» **TO DO**:
Extract each line of the data below exactly as written.

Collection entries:

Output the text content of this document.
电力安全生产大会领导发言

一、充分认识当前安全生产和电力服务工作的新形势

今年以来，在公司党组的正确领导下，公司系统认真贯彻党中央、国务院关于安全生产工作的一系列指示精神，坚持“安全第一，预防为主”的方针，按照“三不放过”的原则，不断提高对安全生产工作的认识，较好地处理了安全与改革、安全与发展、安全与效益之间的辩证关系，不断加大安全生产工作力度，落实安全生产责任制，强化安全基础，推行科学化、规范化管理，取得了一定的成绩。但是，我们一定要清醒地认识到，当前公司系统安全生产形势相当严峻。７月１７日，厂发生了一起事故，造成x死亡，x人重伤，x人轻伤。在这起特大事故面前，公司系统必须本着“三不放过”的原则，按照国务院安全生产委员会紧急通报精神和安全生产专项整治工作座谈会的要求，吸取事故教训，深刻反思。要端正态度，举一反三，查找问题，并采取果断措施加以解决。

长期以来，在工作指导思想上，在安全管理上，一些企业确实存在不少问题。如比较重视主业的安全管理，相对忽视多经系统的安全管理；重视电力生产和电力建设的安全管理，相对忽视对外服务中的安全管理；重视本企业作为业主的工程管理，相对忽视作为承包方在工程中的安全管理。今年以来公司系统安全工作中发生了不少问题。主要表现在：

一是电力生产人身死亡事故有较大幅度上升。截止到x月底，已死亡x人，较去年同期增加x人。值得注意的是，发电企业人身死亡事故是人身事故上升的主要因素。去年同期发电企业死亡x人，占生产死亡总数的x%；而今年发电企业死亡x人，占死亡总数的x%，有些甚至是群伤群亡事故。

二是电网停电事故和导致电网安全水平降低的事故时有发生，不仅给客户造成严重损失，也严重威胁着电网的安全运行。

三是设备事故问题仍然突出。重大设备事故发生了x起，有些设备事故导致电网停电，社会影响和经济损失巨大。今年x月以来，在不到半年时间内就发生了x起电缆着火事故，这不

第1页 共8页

» **THE COMPLETED TASK**:
Output the text content of this document.
电力安全生产大会领导发言

一、充分认识当前安全生产和电力服务工作的新形势

今年以来，在公司党组的正确领导下，公司系统认真贯彻党中央、国务院关于安全生产工作的一系列指示精神，坚持“安全第一，预防为主”的方针，按照“三不放过”的原则，不断提高对安全生产工作的认识，较好地处理了安全与改革、安全与发展、安全与效益之间的辩证关系，不断加大安全生产工作力度，落实安全生产责任制，强化安全基础，推行科学化、规范化管理，取得了一定的成绩。但是，我们一定要清醒地认识到，当前公司系统安全生产形势相当严峻。７月１７日，厂发生了一起事故，造成x死亡，x人重伤，x人轻伤。在这起特大事故面前，公司系统必须本着“三不放过”的原则，按照国务院安全生产委员会紧急通报精神和安全生产专项整治工作座谈会的要求，吸取事故教训，深刻反思。要端正态度，举一反三，查找问题，并采取果断措施加以解决。

长期以来，在工作指导思想上，在安全管理上，一些企业确实存在不少问题。如比较重视主业的安全管理，相对忽视多经系统的安全管理；重视电力生产和电力建设的安全管理，相对忽视对外服务中的安全管理；重视本企业作为业主的工程管理，相对忽视作为承包方在工程中的安全管理。今年以来公司系统安全工作中发生了不少问题。主要表现在：

一是电力生产人身死亡事故有较大幅度上升。截止到x月底，已死亡x人，较去年同期增加x人。值得注意的是，发电企业人身死亡事故是人身事故上升的主要因素。去年同期发电企业死亡x人，占生产死亡总数的x%；而今年发电企业死亡x人，占死亡总数的x%，有些甚至是群伤群亡事故。

二是电网停电事故和导致电网安全水平降低的事故时有发生，不仅给客户造成严重损失，也严重威胁着电网的安全运行。

三是设备事故问题仍然突出。重大设备事故发生了x起，有些设备事故导致电网停电，社会影响和经济损失巨大。今年x月以来，在不到半年时间内就发生了x起电缆着火事故，这不

第1页 共8页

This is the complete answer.